== Exercise goal ==
Repeat every record exactly, but keep images out of the copy.

___ Data records ___

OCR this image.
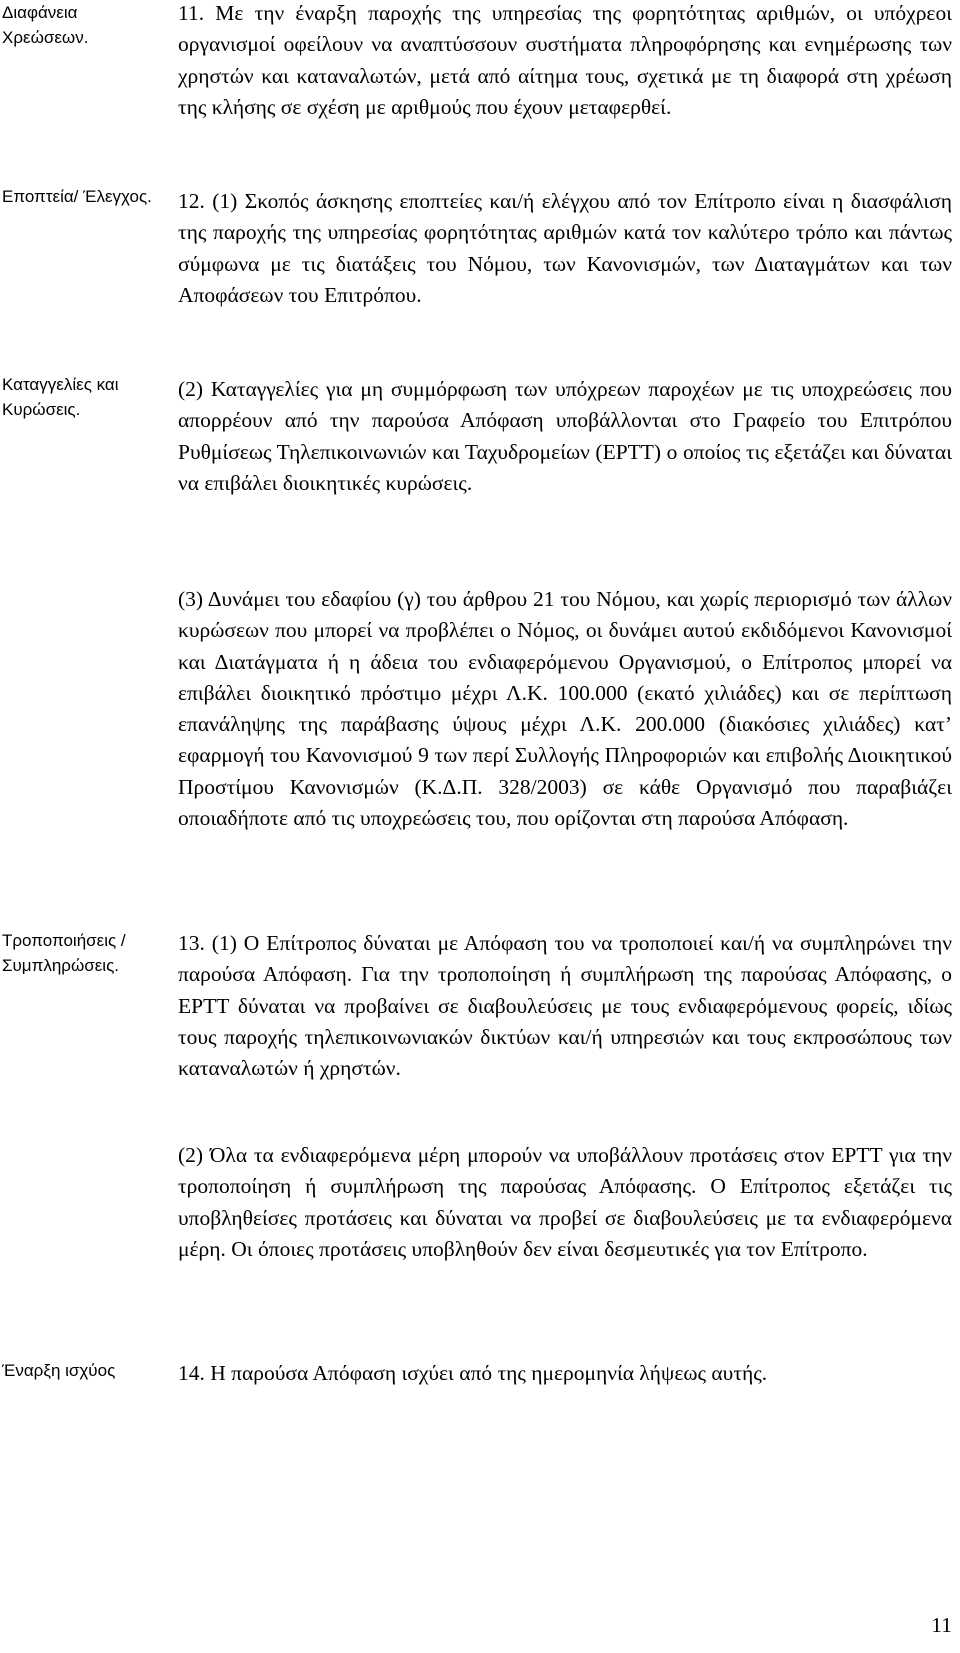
Διαφάνεια Χρεώσεων.
Εποπτεία/ Έλεγχος.
Καταγγελίες και Κυρώσεις.
Τροποποιήσεις / Συμπληρώσεις.
Έναρξη ισχύος

11. Με την έναρξη παροχής της υπηρεσίας της φορητότητας αριθμών, οι υπόχρεοι οργανισμοί οφείλουν να αναπτύσσουν συστήματα πληροφόρησης και ενημέρωσης των χρηστών και καταναλωτών, μετά από αίτημα τους, σχετικά με τη διαφορά στη χρέωση της κλήσης σε σχέση με αριθμούς που έχουν μεταφερθεί.

12. (1) Σκοπός άσκησης εποπτείες και/ή ελέγχου από τον Επίτροπο είναι η διασφάλιση της παροχής της υπηρεσίας φορητότητας αριθμών κατά τον καλύτερο τρόπο και πάντως σύμφωνα με τις διατάξεις του Νόμου, των Κανονισμών, των Διαταγμάτων και των Αποφάσεων του Επιτρόπου.

(2) Καταγγελίες για μη συμμόρφωση των υπόχρεων παροχέων με τις υποχρεώσεις που απορρέουν από την παρούσα Απόφαση υποβάλλονται στο Γραφείο του Επιτρόπου Ρυθμίσεως Τηλεπικοινωνιών και Ταχυδρομείων (ΕΡΤΤ) ο οποίος τις εξετάζει και δύναται να επιβάλει διοικητικές κυρώσεις.

(3) Δυνάμει του εδαφίου (γ) του άρθρου 21 του Νόμου, και χωρίς περιορισμό των άλλων κυρώσεων που μπορεί να προβλέπει ο Νόμος, οι δυνάμει αυτού εκδιδόμενοι Κανονισμοί και Διατάγματα ή η άδεια του ενδιαφερόμενου Οργανισμού, ο Επίτροπος μπορεί να επιβάλει διοικητικό πρόστιμο μέχρι Λ.Κ. 100.000 (εκατό χιλιάδες) και σε περίπτωση επανάληψης της παράβασης ύψους μέχρι Λ.Κ. 200.000 (διακόσιες χιλιάδες) κατ’ εφαρμογή του Κανονισμού 9 των περί Συλλογής Πληροφοριών και επιβολής Διοικητικού Προστίμου Κανονισμών (Κ.Δ.Π. 328/2003) σε κάθε Οργανισμό που παραβιάζει οποιαδήποτε από τις υποχρεώσεις του, που ορίζονται στη παρούσα Απόφαση.

13. (1) Ο Επίτροπος δύναται με Απόφαση του να τροποποιεί και/ή να συμπληρώνει την παρούσα Απόφαση. Για την τροποποίηση ή συμπλήρωση της παρούσας Απόφασης, ο ΕΡΤΤ δύναται να προβαίνει σε διαβουλεύσεις με τους ενδιαφερόμενους φορείς, ιδίως τους παροχής τηλεπικοινωνιακών δικτύων και/ή υπηρεσιών και τους εκπροσώπους των καταναλωτών ή χρηστών.

(2) Όλα τα ενδιαφερόμενα μέρη μπορούν να υποβάλλουν προτάσεις στον ΕΡΤΤ για την τροποποίηση ή συμπλήρωση της παρούσας Απόφασης. Ο Επίτροπος εξετάζει τις υποβληθείσες προτάσεις και δύναται να προβεί σε διαβουλεύσεις με τα ενδιαφερόμενα μέρη. Οι όποιες προτάσεις υποβληθούν δεν είναι δεσμευτικές για τον Επίτροπο.

14. Η παρούσα Απόφαση ισχύει από της ημερομηνία λήψεως αυτής.

11
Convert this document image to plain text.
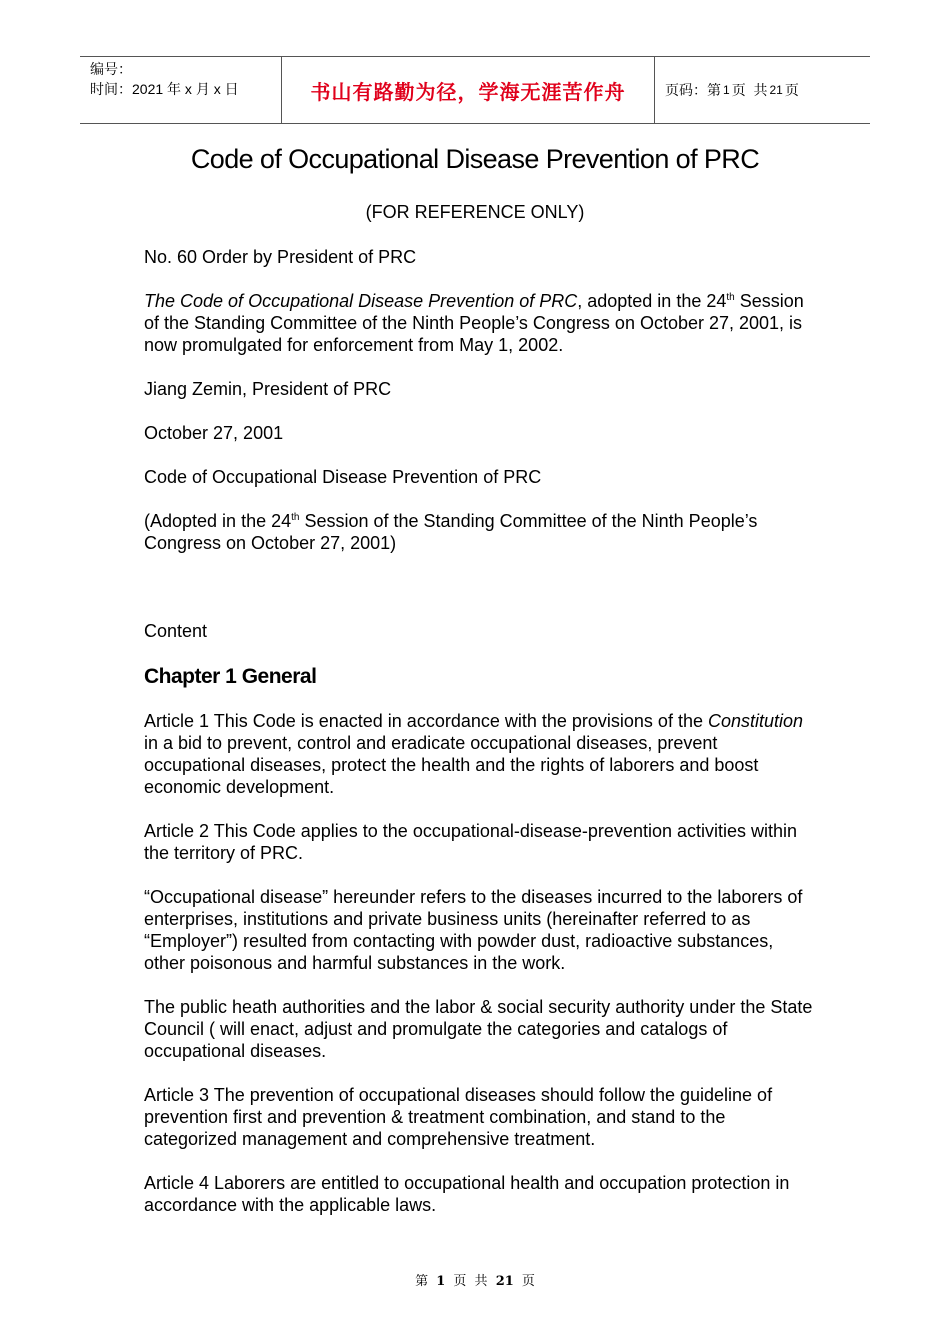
编号：
时间：2021 年 x 月 x 日	书山有路勤为径，学海无涯苦作舟	页码：第 1 页  共 21 页
Code of Occupational Disease Prevention of PRC
(FOR REFERENCE ONLY)

No. 60 Order by President of PRC

The Code of Occupational Disease Prevention of PRC, adopted in the 24th Session of the Standing Committee of the Ninth People’s Congress on October 27, 2001, is now promulgated for enforcement from May 1, 2002.

Jiang Zemin, President of PRC

October 27, 2001

Code of Occupational Disease Prevention of PRC

(Adopted in the 24th Session of the Standing Committee of the Ninth People’s Congress on October 27, 2001)

Content

Chapter 1 General

Article 1 This Code is enacted in accordance with the provisions of the Constitution in a bid to prevent, control and eradicate occupational diseases, prevent occupational diseases, protect the health and the rights of laborers and boost economic development.

Article 2 This Code applies to the occupational-disease-prevention activities within the territory of PRC.

“Occupational disease” hereunder refers to the diseases incurred to the laborers of enterprises, institutions and private business units (hereinafter referred to as “Employer”) resulted from contacting with powder dust, radioactive substances, other poisonous and harmful substances in the work.

The public heath authorities and the labor & social security authority under the State Council ( will enact, adjust and promulgate the categories and catalogs of occupational diseases.

Article 3 The prevention of occupational diseases should follow the guideline of prevention first and prevention & treatment combination, and stand to the categorized management and comprehensive treatment.

Article 4 Laborers are entitled to occupational health and occupation protection in accordance with the applicable laws.

第 1 页 共 21 页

___

== Task answer ==
OCR this image.
Διαφάνεια Χρεώσεων.
Εποπτεία/ Έλεγχος.
Καταγγελίες και Κυρώσεις.
Τροποποιήσεις / Συμπληρώσεις.
Έναρξη ισχύος

11. Με την έναρξη παροχής της υπηρεσίας της φορητότητας αριθμών, οι υπόχρεοι οργανισμοί οφείλουν να αναπτύσσουν συστήματα πληροφόρησης και ενημέρωσης των χρηστών και καταναλωτών, μετά από αίτημα τους, σχετικά με τη διαφορά στη χρέωση της κλήσης σε σχέση με αριθμούς που έχουν μεταφερθεί.

12. (1) Σκοπός άσκησης εποπτείες και/ή ελέγχου από τον Επίτροπο είναι η διασφάλιση της παροχής της υπηρεσίας φορητότητας αριθμών κατά τον καλύτερο τρόπο και πάντως σύμφωνα με τις διατάξεις του Νόμου, των Κανονισμών, των Διαταγμάτων και των Αποφάσεων του Επιτρόπου.

(2) Καταγγελίες για μη συμμόρφωση των υπόχρεων παροχέων με τις υποχρεώσεις που απορρέουν από την παρούσα Απόφαση υποβάλλονται στο Γραφείο του Επιτρόπου Ρυθμίσεως Τηλεπικοινωνιών και Ταχυδρομείων (ΕΡΤΤ) ο οποίος τις εξετάζει και δύναται να επιβάλει διοικητικές κυρώσεις.

(3) Δυνάμει του εδαφίου (γ) του άρθρου 21 του Νόμου, και χωρίς περιορισμό των άλλων κυρώσεων που μπορεί να προβλέπει ο Νόμος, οι δυνάμει αυτού εκδιδόμενοι Κανονισμοί και Διατάγματα ή η άδεια του ενδιαφερόμενου Οργανισμού, ο Επίτροπος μπορεί να επιβάλει διοικητικό πρόστιμο μέχρι Λ.Κ. 100.000 (εκατό χιλιάδες) και σε περίπτωση επανάληψης της παράβασης ύψους μέχρι Λ.Κ. 200.000 (διακόσιες χιλιάδες) κατ’ εφαρμογή του Κανονισμού 9 των περί Συλλογής Πληροφοριών και επιβολής Διοικητικού Προστίμου Κανονισμών (Κ.Δ.Π. 328/2003) σε κάθε Οργανισμό που παραβιάζει οποιαδήποτε από τις υποχρεώσεις του, που ορίζονται στη παρούσα Απόφαση.

13. (1) Ο Επίτροπος δύναται με Απόφαση του να τροποποιεί και/ή να συμπληρώνει την παρούσα Απόφαση. Για την τροποποίηση ή συμπλήρωση της παρούσας Απόφασης, ο ΕΡΤΤ δύναται να προβαίνει σε διαβουλεύσεις με τους ενδιαφερόμενους φορείς, ιδίως τους παροχής τηλεπικοινωνιακών δικτύων και/ή υπηρεσιών και τους εκπροσώπους των καταναλωτών ή χρηστών.

(2) Όλα τα ενδιαφερόμενα μέρη μπορούν να υποβάλλουν προτάσεις στον ΕΡΤΤ για την τροποποίηση ή συμπλήρωση της παρούσας Απόφασης. Ο Επίτροπος εξετάζει τις υποβληθείσες προτάσεις και δύναται να προβεί σε διαβουλεύσεις με τα ενδιαφερόμενα μέρη. Οι όποιες προτάσεις υποβληθούν δεν είναι δεσμευτικές για τον Επίτροπο.

14. Η παρούσα Απόφαση ισχύει από της ημερομηνία λήψεως αυτής.

11
Convert this document image to plain text.
编号：
时间：2021 年 x 月 x 日	书山有路勤为径，学海无涯苦作舟	页码：第 1 页  共 21 页
Code of Occupational Disease Prevention of PRC
(FOR REFERENCE ONLY)

No. 60 Order by President of PRC

The Code of Occupational Disease Prevention of PRC, adopted in the 24th Session of the Standing Committee of the Ninth People’s Congress on October 27, 2001, is now promulgated for enforcement from May 1, 2002.

Jiang Zemin, President of PRC

October 27, 2001

Code of Occupational Disease Prevention of PRC

(Adopted in the 24th Session of the Standing Committee of the Ninth People’s Congress on October 27, 2001)

Content

Chapter 1 General

Article 1 This Code is enacted in accordance with the provisions of the Constitution in a bid to prevent, control and eradicate occupational diseases, prevent occupational diseases, protect the health and the rights of laborers and boost economic development.

Article 2 This Code applies to the occupational-disease-prevention activities within the territory of PRC.

“Occupational disease” hereunder refers to the diseases incurred to the laborers of enterprises, institutions and private business units (hereinafter referred to as “Employer”) resulted from contacting with powder dust, radioactive substances, other poisonous and harmful substances in the work.

The public heath authorities and the labor & social security authority under the State Council ( will enact, adjust and promulgate the categories and catalogs of occupational diseases.

Article 3 The prevention of occupational diseases should follow the guideline of prevention first and prevention & treatment combination, and stand to the categorized management and comprehensive treatment.

Article 4 Laborers are entitled to occupational health and occupation protection in accordance with the applicable laws.

第 1 页 共 21 页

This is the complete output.